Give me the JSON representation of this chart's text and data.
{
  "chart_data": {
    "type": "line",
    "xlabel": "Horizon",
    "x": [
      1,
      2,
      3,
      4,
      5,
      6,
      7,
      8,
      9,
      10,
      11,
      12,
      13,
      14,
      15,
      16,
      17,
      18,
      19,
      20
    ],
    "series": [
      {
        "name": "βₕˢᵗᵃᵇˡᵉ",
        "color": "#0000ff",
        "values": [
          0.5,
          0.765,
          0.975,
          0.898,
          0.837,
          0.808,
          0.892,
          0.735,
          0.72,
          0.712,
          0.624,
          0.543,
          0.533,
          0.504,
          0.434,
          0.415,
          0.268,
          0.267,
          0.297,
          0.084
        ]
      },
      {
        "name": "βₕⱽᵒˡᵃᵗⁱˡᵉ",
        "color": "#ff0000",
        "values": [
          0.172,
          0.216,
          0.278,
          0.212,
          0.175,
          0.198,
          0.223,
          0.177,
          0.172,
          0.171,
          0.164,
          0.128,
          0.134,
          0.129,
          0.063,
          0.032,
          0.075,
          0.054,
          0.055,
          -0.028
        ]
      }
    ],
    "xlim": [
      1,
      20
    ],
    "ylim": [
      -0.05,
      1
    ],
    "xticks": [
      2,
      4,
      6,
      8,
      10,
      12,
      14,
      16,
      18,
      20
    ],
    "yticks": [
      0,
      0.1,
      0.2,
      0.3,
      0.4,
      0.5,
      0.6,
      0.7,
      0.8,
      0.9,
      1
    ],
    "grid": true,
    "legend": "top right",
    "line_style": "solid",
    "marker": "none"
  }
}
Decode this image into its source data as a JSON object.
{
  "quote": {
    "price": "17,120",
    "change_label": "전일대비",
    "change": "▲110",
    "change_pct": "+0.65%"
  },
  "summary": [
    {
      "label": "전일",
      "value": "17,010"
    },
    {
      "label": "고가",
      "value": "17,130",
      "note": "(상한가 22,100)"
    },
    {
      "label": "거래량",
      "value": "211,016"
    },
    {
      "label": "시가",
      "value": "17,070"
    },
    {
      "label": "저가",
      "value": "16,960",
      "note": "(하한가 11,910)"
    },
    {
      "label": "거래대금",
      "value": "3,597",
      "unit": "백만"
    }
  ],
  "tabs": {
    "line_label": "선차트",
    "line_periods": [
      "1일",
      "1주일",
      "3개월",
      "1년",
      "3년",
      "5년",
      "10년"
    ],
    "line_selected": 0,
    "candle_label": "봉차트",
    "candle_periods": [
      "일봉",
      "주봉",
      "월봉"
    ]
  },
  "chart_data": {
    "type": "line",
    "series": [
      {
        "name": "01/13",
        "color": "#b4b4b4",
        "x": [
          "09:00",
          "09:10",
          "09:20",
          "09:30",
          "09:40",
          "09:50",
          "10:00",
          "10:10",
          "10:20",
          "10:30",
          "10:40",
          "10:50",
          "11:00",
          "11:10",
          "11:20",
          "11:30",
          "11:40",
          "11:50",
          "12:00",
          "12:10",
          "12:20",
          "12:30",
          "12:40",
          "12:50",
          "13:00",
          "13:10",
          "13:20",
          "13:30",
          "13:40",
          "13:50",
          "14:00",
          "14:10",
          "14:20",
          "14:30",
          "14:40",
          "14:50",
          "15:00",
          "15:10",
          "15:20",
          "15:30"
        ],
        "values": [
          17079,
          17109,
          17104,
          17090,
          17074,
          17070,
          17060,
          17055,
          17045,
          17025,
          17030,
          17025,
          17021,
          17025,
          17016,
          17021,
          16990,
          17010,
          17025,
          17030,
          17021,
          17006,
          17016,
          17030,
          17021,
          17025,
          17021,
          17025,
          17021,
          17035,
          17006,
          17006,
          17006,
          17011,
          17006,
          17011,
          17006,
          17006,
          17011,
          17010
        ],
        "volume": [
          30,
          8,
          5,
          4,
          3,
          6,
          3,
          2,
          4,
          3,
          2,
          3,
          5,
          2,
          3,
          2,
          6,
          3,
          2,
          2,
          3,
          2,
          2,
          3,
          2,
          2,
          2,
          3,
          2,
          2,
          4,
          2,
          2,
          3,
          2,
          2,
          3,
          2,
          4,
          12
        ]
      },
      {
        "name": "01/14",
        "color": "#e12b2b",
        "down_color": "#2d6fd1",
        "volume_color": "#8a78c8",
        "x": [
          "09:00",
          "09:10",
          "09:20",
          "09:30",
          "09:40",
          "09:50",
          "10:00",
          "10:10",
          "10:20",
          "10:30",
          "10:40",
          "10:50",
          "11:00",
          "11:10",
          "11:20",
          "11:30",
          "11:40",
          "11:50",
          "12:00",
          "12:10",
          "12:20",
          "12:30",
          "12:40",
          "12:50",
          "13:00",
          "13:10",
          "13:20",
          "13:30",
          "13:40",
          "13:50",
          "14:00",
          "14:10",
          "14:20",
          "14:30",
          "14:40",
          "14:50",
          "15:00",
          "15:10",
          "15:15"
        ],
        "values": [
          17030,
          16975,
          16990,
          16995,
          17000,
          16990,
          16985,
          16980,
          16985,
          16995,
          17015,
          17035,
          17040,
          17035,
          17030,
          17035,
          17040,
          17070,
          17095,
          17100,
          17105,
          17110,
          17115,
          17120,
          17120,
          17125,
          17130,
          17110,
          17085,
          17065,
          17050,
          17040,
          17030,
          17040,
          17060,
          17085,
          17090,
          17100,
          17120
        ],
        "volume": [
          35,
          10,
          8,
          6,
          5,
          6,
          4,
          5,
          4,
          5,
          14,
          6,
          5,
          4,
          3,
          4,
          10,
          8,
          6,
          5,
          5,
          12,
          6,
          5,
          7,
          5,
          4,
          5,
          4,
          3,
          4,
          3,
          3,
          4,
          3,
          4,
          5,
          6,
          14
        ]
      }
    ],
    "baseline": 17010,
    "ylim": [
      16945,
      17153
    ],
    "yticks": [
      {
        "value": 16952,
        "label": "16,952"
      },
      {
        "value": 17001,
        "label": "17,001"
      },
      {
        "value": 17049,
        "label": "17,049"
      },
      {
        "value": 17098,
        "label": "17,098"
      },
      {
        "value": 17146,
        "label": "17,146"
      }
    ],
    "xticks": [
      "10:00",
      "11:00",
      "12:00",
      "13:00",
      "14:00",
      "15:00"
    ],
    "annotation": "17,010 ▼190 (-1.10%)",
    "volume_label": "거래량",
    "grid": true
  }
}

++++++

WHAT TO PRODUCE
Transcribe all entries exactly as they are given.

PROBLEM SOLUTION
Give me the JSON representation of this chart's text and data.
{
  "chart_data": {
    "type": "line",
    "xlabel": "Horizon",
    "x": [
      1,
      2,
      3,
      4,
      5,
      6,
      7,
      8,
      9,
      10,
      11,
      12,
      13,
      14,
      15,
      16,
      17,
      18,
      19,
      20
    ],
    "series": [
      {
        "name": "βₕˢᵗᵃᵇˡᵉ",
        "color": "#0000ff",
        "values": [
          0.5,
          0.765,
          0.975,
          0.898,
          0.837,
          0.808,
          0.892,
          0.735,
          0.72,
          0.712,
          0.624,
          0.543,
          0.533,
          0.504,
          0.434,
          0.415,
          0.268,
          0.267,
          0.297,
          0.084
        ]
      },
      {
        "name": "βₕⱽᵒˡᵃᵗⁱˡᵉ",
        "color": "#ff0000",
        "values": [
          0.172,
          0.216,
          0.278,
          0.212,
          0.175,
          0.198,
          0.223,
          0.177,
          0.172,
          0.171,
          0.164,
          0.128,
          0.134,
          0.129,
          0.063,
          0.032,
          0.075,
          0.054,
          0.055,
          -0.028
        ]
      }
    ],
    "xlim": [
      1,
      20
    ],
    "ylim": [
      -0.05,
      1
    ],
    "xticks": [
      2,
      4,
      6,
      8,
      10,
      12,
      14,
      16,
      18,
      20
    ],
    "yticks": [
      0,
      0.1,
      0.2,
      0.3,
      0.4,
      0.5,
      0.6,
      0.7,
      0.8,
      0.9,
      1
    ],
    "grid": true,
    "legend": "top right",
    "line_style": "solid",
    "marker": "none"
  }
}
Decode this image into its source data as a JSON object.
{
  "quote": {
    "price": "17,120",
    "change_label": "전일대비",
    "change": "▲110",
    "change_pct": "+0.65%"
  },
  "summary": [
    {
      "label": "전일",
      "value": "17,010"
    },
    {
      "label": "고가",
      "value": "17,130",
      "note": "(상한가 22,100)"
    },
    {
      "label": "거래량",
      "value": "211,016"
    },
    {
      "label": "시가",
      "value": "17,070"
    },
    {
      "label": "저가",
      "value": "16,960",
      "note": "(하한가 11,910)"
    },
    {
      "label": "거래대금",
      "value": "3,597",
      "unit": "백만"
    }
  ],
  "tabs": {
    "line_label": "선차트",
    "line_periods": [
      "1일",
      "1주일",
      "3개월",
      "1년",
      "3년",
      "5년",
      "10년"
    ],
    "line_selected": 0,
    "candle_label": "봉차트",
    "candle_periods": [
      "일봉",
      "주봉",
      "월봉"
    ]
  },
  "chart_data": {
    "type": "line",
    "series": [
      {
        "name": "01/13",
        "color": "#b4b4b4",
        "x": [
          "09:00",
          "09:10",
          "09:20",
          "09:30",
          "09:40",
          "09:50",
          "10:00",
          "10:10",
          "10:20",
          "10:30",
          "10:40",
          "10:50",
          "11:00",
          "11:10",
          "11:20",
          "11:30",
          "11:40",
          "11:50",
          "12:00",
          "12:10",
          "12:20",
          "12:30",
          "12:40",
          "12:50",
          "13:00",
          "13:10",
          "13:20",
          "13:30",
          "13:40",
          "13:50",
          "14:00",
          "14:10",
          "14:20",
          "14:30",
          "14:40",
          "14:50",
          "15:00",
          "15:10",
          "15:20",
          "15:30"
        ],
        "values": [
          17079,
          17109,
          17104,
          17090,
          17074,
          17070,
          17060,
          17055,
          17045,
          17025,
          17030,
          17025,
          17021,
          17025,
          17016,
          17021,
          16990,
          17010,
          17025,
          17030,
          17021,
          17006,
          17016,
          17030,
          17021,
          17025,
          17021,
          17025,
          17021,
          17035,
          17006,
          17006,
          17006,
          17011,
          17006,
          17011,
          17006,
          17006,
          17011,
          17010
        ],
        "volume": [
          30,
          8,
          5,
          4,
          3,
          6,
          3,
          2,
          4,
          3,
          2,
          3,
          5,
          2,
          3,
          2,
          6,
          3,
          2,
          2,
          3,
          2,
          2,
          3,
          2,
          2,
          2,
          3,
          2,
          2,
          4,
          2,
          2,
          3,
          2,
          2,
          3,
          2,
          4,
          12
        ]
      },
      {
        "name": "01/14",
        "color": "#e12b2b",
        "down_color": "#2d6fd1",
        "volume_color": "#8a78c8",
        "x": [
          "09:00",
          "09:10",
          "09:20",
          "09:30",
          "09:40",
          "09:50",
          "10:00",
          "10:10",
          "10:20",
          "10:30",
          "10:40",
          "10:50",
          "11:00",
          "11:10",
          "11:20",
          "11:30",
          "11:40",
          "11:50",
          "12:00",
          "12:10",
          "12:20",
          "12:30",
          "12:40",
          "12:50",
          "13:00",
          "13:10",
          "13:20",
          "13:30",
          "13:40",
          "13:50",
          "14:00",
          "14:10",
          "14:20",
          "14:30",
          "14:40",
          "14:50",
          "15:00",
          "15:10",
          "15:15"
        ],
        "values": [
          17030,
          16975,
          16990,
          16995,
          17000,
          16990,
          16985,
          16980,
          16985,
          16995,
          17015,
          17035,
          17040,
          17035,
          17030,
          17035,
          17040,
          17070,
          17095,
          17100,
          17105,
          17110,
          17115,
          17120,
          17120,
          17125,
          17130,
          17110,
          17085,
          17065,
          17050,
          17040,
          17030,
          17040,
          17060,
          17085,
          17090,
          17100,
          17120
        ],
        "volume": [
          35,
          10,
          8,
          6,
          5,
          6,
          4,
          5,
          4,
          5,
          14,
          6,
          5,
          4,
          3,
          4,
          10,
          8,
          6,
          5,
          5,
          12,
          6,
          5,
          7,
          5,
          4,
          5,
          4,
          3,
          4,
          3,
          3,
          4,
          3,
          4,
          5,
          6,
          14
        ]
      }
    ],
    "baseline": 17010,
    "ylim": [
      16945,
      17153
    ],
    "yticks": [
      {
        "value": 16952,
        "label": "16,952"
      },
      {
        "value": 17001,
        "label": "17,001"
      },
      {
        "value": 17049,
        "label": "17,049"
      },
      {
        "value": 17098,
        "label": "17,098"
      },
      {
        "value": 17146,
        "label": "17,146"
      }
    ],
    "xticks": [
      "10:00",
      "11:00",
      "12:00",
      "13:00",
      "14:00",
      "15:00"
    ],
    "annotation": "17,010 ▼190 (-1.10%)",
    "volume_label": "거래량",
    "grid": true
  }
}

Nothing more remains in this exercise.